● TASK DESCRIPTION
Extract the records below word for word and ignore the images.
* BEGIN DATA RECORDS *
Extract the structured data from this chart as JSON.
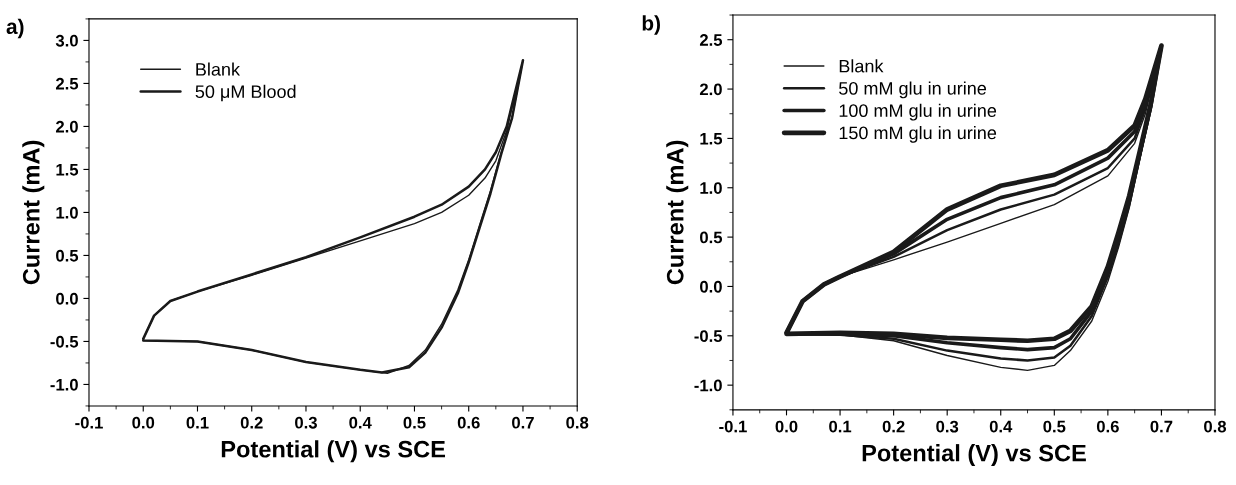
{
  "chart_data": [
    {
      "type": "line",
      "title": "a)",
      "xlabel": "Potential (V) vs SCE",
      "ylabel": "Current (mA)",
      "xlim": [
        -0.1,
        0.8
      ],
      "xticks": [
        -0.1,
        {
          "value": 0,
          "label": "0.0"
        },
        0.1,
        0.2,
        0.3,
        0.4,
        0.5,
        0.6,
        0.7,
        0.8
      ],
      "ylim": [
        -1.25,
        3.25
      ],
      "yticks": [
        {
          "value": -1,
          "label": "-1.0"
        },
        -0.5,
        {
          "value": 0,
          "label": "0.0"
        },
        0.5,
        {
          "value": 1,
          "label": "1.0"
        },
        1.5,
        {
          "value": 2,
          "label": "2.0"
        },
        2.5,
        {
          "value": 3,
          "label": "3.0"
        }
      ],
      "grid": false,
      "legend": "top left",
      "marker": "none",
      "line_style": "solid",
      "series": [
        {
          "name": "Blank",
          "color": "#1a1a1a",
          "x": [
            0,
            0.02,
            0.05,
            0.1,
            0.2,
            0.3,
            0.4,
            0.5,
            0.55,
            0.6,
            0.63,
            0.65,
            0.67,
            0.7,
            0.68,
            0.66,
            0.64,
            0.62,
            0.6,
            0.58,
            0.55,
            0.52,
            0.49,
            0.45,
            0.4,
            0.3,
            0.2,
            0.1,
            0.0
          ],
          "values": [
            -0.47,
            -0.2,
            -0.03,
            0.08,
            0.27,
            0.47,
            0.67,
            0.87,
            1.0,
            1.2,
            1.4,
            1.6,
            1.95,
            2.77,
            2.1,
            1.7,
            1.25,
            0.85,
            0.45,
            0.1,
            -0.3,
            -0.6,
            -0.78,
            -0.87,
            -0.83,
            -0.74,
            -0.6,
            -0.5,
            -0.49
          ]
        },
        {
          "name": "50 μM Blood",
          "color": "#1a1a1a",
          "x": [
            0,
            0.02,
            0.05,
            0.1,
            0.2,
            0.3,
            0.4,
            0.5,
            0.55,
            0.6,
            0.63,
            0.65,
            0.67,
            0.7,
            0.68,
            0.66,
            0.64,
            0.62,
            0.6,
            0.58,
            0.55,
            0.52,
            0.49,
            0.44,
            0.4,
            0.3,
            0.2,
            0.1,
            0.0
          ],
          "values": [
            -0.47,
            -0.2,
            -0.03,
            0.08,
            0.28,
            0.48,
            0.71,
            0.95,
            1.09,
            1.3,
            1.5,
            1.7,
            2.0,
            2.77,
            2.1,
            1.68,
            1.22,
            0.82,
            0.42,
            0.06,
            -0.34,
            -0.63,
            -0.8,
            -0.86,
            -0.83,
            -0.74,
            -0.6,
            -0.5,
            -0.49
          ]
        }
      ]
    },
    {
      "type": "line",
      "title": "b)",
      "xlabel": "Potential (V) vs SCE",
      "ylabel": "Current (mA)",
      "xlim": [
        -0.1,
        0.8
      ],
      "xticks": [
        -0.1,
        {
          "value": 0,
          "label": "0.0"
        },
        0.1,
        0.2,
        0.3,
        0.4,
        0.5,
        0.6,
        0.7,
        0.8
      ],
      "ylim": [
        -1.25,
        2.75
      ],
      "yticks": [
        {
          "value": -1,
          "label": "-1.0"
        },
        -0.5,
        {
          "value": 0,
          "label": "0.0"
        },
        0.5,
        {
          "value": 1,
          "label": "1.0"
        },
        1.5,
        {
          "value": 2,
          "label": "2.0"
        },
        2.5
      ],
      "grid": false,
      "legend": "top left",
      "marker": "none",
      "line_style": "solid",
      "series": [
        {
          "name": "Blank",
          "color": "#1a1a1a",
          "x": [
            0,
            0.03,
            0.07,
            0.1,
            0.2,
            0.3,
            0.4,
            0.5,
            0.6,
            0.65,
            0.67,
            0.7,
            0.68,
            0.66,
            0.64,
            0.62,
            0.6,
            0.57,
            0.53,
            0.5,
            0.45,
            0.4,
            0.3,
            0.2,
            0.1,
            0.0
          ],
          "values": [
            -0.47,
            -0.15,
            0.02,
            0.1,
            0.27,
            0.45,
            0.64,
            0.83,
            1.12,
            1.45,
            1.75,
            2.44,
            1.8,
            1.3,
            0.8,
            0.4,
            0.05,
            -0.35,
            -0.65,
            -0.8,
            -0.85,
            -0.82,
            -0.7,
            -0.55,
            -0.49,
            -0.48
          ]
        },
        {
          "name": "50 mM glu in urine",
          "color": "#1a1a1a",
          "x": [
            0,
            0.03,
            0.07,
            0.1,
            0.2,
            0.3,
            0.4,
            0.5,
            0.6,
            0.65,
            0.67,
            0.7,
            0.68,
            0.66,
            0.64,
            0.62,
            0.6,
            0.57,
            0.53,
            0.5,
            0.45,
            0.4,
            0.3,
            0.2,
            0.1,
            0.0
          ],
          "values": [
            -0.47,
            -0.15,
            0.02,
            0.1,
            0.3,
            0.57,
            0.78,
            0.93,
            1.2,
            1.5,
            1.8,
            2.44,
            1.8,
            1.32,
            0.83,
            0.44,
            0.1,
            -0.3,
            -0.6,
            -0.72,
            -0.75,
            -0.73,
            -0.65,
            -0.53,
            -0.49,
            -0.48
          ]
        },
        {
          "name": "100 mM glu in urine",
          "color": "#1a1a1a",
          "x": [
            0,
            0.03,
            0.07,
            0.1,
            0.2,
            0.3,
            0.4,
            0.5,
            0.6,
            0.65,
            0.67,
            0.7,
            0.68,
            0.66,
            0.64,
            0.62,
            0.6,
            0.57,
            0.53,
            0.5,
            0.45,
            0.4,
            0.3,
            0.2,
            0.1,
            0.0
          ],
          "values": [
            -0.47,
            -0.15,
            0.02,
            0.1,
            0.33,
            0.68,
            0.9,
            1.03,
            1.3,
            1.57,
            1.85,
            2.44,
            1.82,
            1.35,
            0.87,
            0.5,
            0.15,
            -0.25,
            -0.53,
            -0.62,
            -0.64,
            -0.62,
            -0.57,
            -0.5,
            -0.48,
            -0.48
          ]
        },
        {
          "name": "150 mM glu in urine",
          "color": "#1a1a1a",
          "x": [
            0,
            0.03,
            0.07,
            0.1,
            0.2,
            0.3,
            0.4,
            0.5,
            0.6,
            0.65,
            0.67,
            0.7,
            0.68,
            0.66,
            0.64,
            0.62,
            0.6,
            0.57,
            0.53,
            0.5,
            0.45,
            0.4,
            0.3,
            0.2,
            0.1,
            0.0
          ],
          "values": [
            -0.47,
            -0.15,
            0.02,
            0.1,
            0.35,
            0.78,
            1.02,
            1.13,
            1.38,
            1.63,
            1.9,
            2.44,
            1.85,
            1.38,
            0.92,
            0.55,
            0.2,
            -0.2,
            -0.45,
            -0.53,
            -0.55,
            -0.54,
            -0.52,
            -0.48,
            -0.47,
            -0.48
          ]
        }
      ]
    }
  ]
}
* END DATA RECORDS *
● WRITTEN REPLY
Extract the structured data from this chart as JSON.
{
  "chart_data": [
    {
      "type": "line",
      "title": "a)",
      "xlabel": "Potential (V) vs SCE",
      "ylabel": "Current (mA)",
      "xlim": [
        -0.1,
        0.8
      ],
      "xticks": [
        -0.1,
        {
          "value": 0,
          "label": "0.0"
        },
        0.1,
        0.2,
        0.3,
        0.4,
        0.5,
        0.6,
        0.7,
        0.8
      ],
      "ylim": [
        -1.25,
        3.25
      ],
      "yticks": [
        {
          "value": -1,
          "label": "-1.0"
        },
        -0.5,
        {
          "value": 0,
          "label": "0.0"
        },
        0.5,
        {
          "value": 1,
          "label": "1.0"
        },
        1.5,
        {
          "value": 2,
          "label": "2.0"
        },
        2.5,
        {
          "value": 3,
          "label": "3.0"
        }
      ],
      "grid": false,
      "legend": "top left",
      "marker": "none",
      "line_style": "solid",
      "series": [
        {
          "name": "Blank",
          "color": "#1a1a1a",
          "x": [
            0,
            0.02,
            0.05,
            0.1,
            0.2,
            0.3,
            0.4,
            0.5,
            0.55,
            0.6,
            0.63,
            0.65,
            0.67,
            0.7,
            0.68,
            0.66,
            0.64,
            0.62,
            0.6,
            0.58,
            0.55,
            0.52,
            0.49,
            0.45,
            0.4,
            0.3,
            0.2,
            0.1,
            0.0
          ],
          "values": [
            -0.47,
            -0.2,
            -0.03,
            0.08,
            0.27,
            0.47,
            0.67,
            0.87,
            1.0,
            1.2,
            1.4,
            1.6,
            1.95,
            2.77,
            2.1,
            1.7,
            1.25,
            0.85,
            0.45,
            0.1,
            -0.3,
            -0.6,
            -0.78,
            -0.87,
            -0.83,
            -0.74,
            -0.6,
            -0.5,
            -0.49
          ]
        },
        {
          "name": "50 μM Blood",
          "color": "#1a1a1a",
          "x": [
            0,
            0.02,
            0.05,
            0.1,
            0.2,
            0.3,
            0.4,
            0.5,
            0.55,
            0.6,
            0.63,
            0.65,
            0.67,
            0.7,
            0.68,
            0.66,
            0.64,
            0.62,
            0.6,
            0.58,
            0.55,
            0.52,
            0.49,
            0.44,
            0.4,
            0.3,
            0.2,
            0.1,
            0.0
          ],
          "values": [
            -0.47,
            -0.2,
            -0.03,
            0.08,
            0.28,
            0.48,
            0.71,
            0.95,
            1.09,
            1.3,
            1.5,
            1.7,
            2.0,
            2.77,
            2.1,
            1.68,
            1.22,
            0.82,
            0.42,
            0.06,
            -0.34,
            -0.63,
            -0.8,
            -0.86,
            -0.83,
            -0.74,
            -0.6,
            -0.5,
            -0.49
          ]
        }
      ]
    },
    {
      "type": "line",
      "title": "b)",
      "xlabel": "Potential (V) vs SCE",
      "ylabel": "Current (mA)",
      "xlim": [
        -0.1,
        0.8
      ],
      "xticks": [
        -0.1,
        {
          "value": 0,
          "label": "0.0"
        },
        0.1,
        0.2,
        0.3,
        0.4,
        0.5,
        0.6,
        0.7,
        0.8
      ],
      "ylim": [
        -1.25,
        2.75
      ],
      "yticks": [
        {
          "value": -1,
          "label": "-1.0"
        },
        -0.5,
        {
          "value": 0,
          "label": "0.0"
        },
        0.5,
        {
          "value": 1,
          "label": "1.0"
        },
        1.5,
        {
          "value": 2,
          "label": "2.0"
        },
        2.5
      ],
      "grid": false,
      "legend": "top left",
      "marker": "none",
      "line_style": "solid",
      "series": [
        {
          "name": "Blank",
          "color": "#1a1a1a",
          "x": [
            0,
            0.03,
            0.07,
            0.1,
            0.2,
            0.3,
            0.4,
            0.5,
            0.6,
            0.65,
            0.67,
            0.7,
            0.68,
            0.66,
            0.64,
            0.62,
            0.6,
            0.57,
            0.53,
            0.5,
            0.45,
            0.4,
            0.3,
            0.2,
            0.1,
            0.0
          ],
          "values": [
            -0.47,
            -0.15,
            0.02,
            0.1,
            0.27,
            0.45,
            0.64,
            0.83,
            1.12,
            1.45,
            1.75,
            2.44,
            1.8,
            1.3,
            0.8,
            0.4,
            0.05,
            -0.35,
            -0.65,
            -0.8,
            -0.85,
            -0.82,
            -0.7,
            -0.55,
            -0.49,
            -0.48
          ]
        },
        {
          "name": "50 mM glu in urine",
          "color": "#1a1a1a",
          "x": [
            0,
            0.03,
            0.07,
            0.1,
            0.2,
            0.3,
            0.4,
            0.5,
            0.6,
            0.65,
            0.67,
            0.7,
            0.68,
            0.66,
            0.64,
            0.62,
            0.6,
            0.57,
            0.53,
            0.5,
            0.45,
            0.4,
            0.3,
            0.2,
            0.1,
            0.0
          ],
          "values": [
            -0.47,
            -0.15,
            0.02,
            0.1,
            0.3,
            0.57,
            0.78,
            0.93,
            1.2,
            1.5,
            1.8,
            2.44,
            1.8,
            1.32,
            0.83,
            0.44,
            0.1,
            -0.3,
            -0.6,
            -0.72,
            -0.75,
            -0.73,
            -0.65,
            -0.53,
            -0.49,
            -0.48
          ]
        },
        {
          "name": "100 mM glu in urine",
          "color": "#1a1a1a",
          "x": [
            0,
            0.03,
            0.07,
            0.1,
            0.2,
            0.3,
            0.4,
            0.5,
            0.6,
            0.65,
            0.67,
            0.7,
            0.68,
            0.66,
            0.64,
            0.62,
            0.6,
            0.57,
            0.53,
            0.5,
            0.45,
            0.4,
            0.3,
            0.2,
            0.1,
            0.0
          ],
          "values": [
            -0.47,
            -0.15,
            0.02,
            0.1,
            0.33,
            0.68,
            0.9,
            1.03,
            1.3,
            1.57,
            1.85,
            2.44,
            1.82,
            1.35,
            0.87,
            0.5,
            0.15,
            -0.25,
            -0.53,
            -0.62,
            -0.64,
            -0.62,
            -0.57,
            -0.5,
            -0.48,
            -0.48
          ]
        },
        {
          "name": "150 mM glu in urine",
          "color": "#1a1a1a",
          "x": [
            0,
            0.03,
            0.07,
            0.1,
            0.2,
            0.3,
            0.4,
            0.5,
            0.6,
            0.65,
            0.67,
            0.7,
            0.68,
            0.66,
            0.64,
            0.62,
            0.6,
            0.57,
            0.53,
            0.5,
            0.45,
            0.4,
            0.3,
            0.2,
            0.1,
            0.0
          ],
          "values": [
            -0.47,
            -0.15,
            0.02,
            0.1,
            0.35,
            0.78,
            1.02,
            1.13,
            1.38,
            1.63,
            1.9,
            2.44,
            1.85,
            1.38,
            0.92,
            0.55,
            0.2,
            -0.2,
            -0.45,
            -0.53,
            -0.55,
            -0.54,
            -0.52,
            -0.48,
            -0.47,
            -0.48
          ]
        }
      ]
    }
  ]
}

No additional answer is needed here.